• [GOAL OF THE EXERCISE]: Reproduce the records. Keep every word exact and include no images.
Begin
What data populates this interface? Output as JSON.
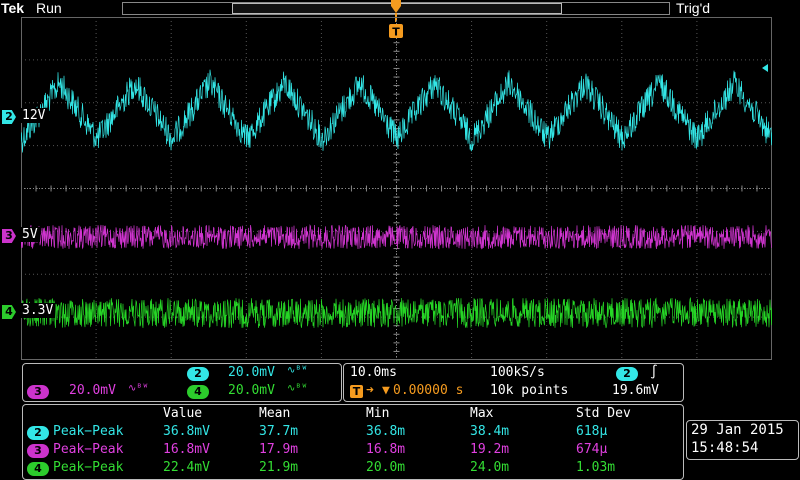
{
  "header": {
    "brand": "Tek",
    "run_state": "Run",
    "trigger_state": "Trig'd",
    "trigger_marker": "T"
  },
  "channels": [
    {
      "id": "2",
      "label": "12V",
      "color": "#33e6e6"
    },
    {
      "id": "3",
      "label": "5V",
      "color": "#e040e0"
    },
    {
      "id": "4",
      "label": "3.3V",
      "color": "#2ccc2c"
    }
  ],
  "vertical_settings": {
    "ch2": {
      "id": "2",
      "scale": "20.0mV",
      "coupling_icon": "∿ᴮᵂ"
    },
    "ch3": {
      "id": "3",
      "scale": "20.0mV",
      "coupling_icon": "∿ᴮᵂ"
    },
    "ch4": {
      "id": "4",
      "scale": "20.0mV",
      "coupling_icon": "∿ᴮᵂ"
    }
  },
  "horizontal": {
    "time_per_div": "10.0ms",
    "sample_rate": "100kS/s",
    "trigger_position": "0.00000 s",
    "record_length": "10k points",
    "trigger_source": "2",
    "trigger_slope_icon": "∫",
    "trigger_level": "19.6mV"
  },
  "measurements": {
    "headers": [
      "Value",
      "Mean",
      "Min",
      "Max",
      "Std Dev"
    ],
    "rows": [
      {
        "ch": "2",
        "type": "Peak−Peak",
        "value": "36.8mV",
        "mean": "37.7m",
        "min": "36.8m",
        "max": "38.4m",
        "std": "618µ"
      },
      {
        "ch": "3",
        "type": "Peak−Peak",
        "value": "16.8mV",
        "mean": "17.9m",
        "min": "16.8m",
        "max": "19.2m",
        "std": "674µ"
      },
      {
        "ch": "4",
        "type": "Peak−Peak",
        "value": "22.4mV",
        "mean": "21.9m",
        "min": "20.0m",
        "max": "24.0m",
        "std": "1.03m"
      }
    ]
  },
  "datetime": {
    "date": "29 Jan  2015",
    "time": "15:48:54"
  }
}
End
• [SOLUTION]:
What data populates this interface? Output as JSON.
{
  "header": {
    "brand": "Tek",
    "run_state": "Run",
    "trigger_state": "Trig'd",
    "trigger_marker": "T"
  },
  "channels": [
    {
      "id": "2",
      "label": "12V",
      "color": "#33e6e6"
    },
    {
      "id": "3",
      "label": "5V",
      "color": "#e040e0"
    },
    {
      "id": "4",
      "label": "3.3V",
      "color": "#2ccc2c"
    }
  ],
  "vertical_settings": {
    "ch2": {
      "id": "2",
      "scale": "20.0mV",
      "coupling_icon": "∿ᴮᵂ"
    },
    "ch3": {
      "id": "3",
      "scale": "20.0mV",
      "coupling_icon": "∿ᴮᵂ"
    },
    "ch4": {
      "id": "4",
      "scale": "20.0mV",
      "coupling_icon": "∿ᴮᵂ"
    }
  },
  "horizontal": {
    "time_per_div": "10.0ms",
    "sample_rate": "100kS/s",
    "trigger_position": "0.00000 s",
    "record_length": "10k points",
    "trigger_source": "2",
    "trigger_slope_icon": "∫",
    "trigger_level": "19.6mV"
  },
  "measurements": {
    "headers": [
      "Value",
      "Mean",
      "Min",
      "Max",
      "Std Dev"
    ],
    "rows": [
      {
        "ch": "2",
        "type": "Peak−Peak",
        "value": "36.8mV",
        "mean": "37.7m",
        "min": "36.8m",
        "max": "38.4m",
        "std": "618µ"
      },
      {
        "ch": "3",
        "type": "Peak−Peak",
        "value": "16.8mV",
        "mean": "17.9m",
        "min": "16.8m",
        "max": "19.2m",
        "std": "674µ"
      },
      {
        "ch": "4",
        "type": "Peak−Peak",
        "value": "22.4mV",
        "mean": "21.9m",
        "min": "20.0m",
        "max": "24.0m",
        "std": "1.03m"
      }
    ]
  },
  "datetime": {
    "date": "29 Jan  2015",
    "time": "15:48:54"
  }
}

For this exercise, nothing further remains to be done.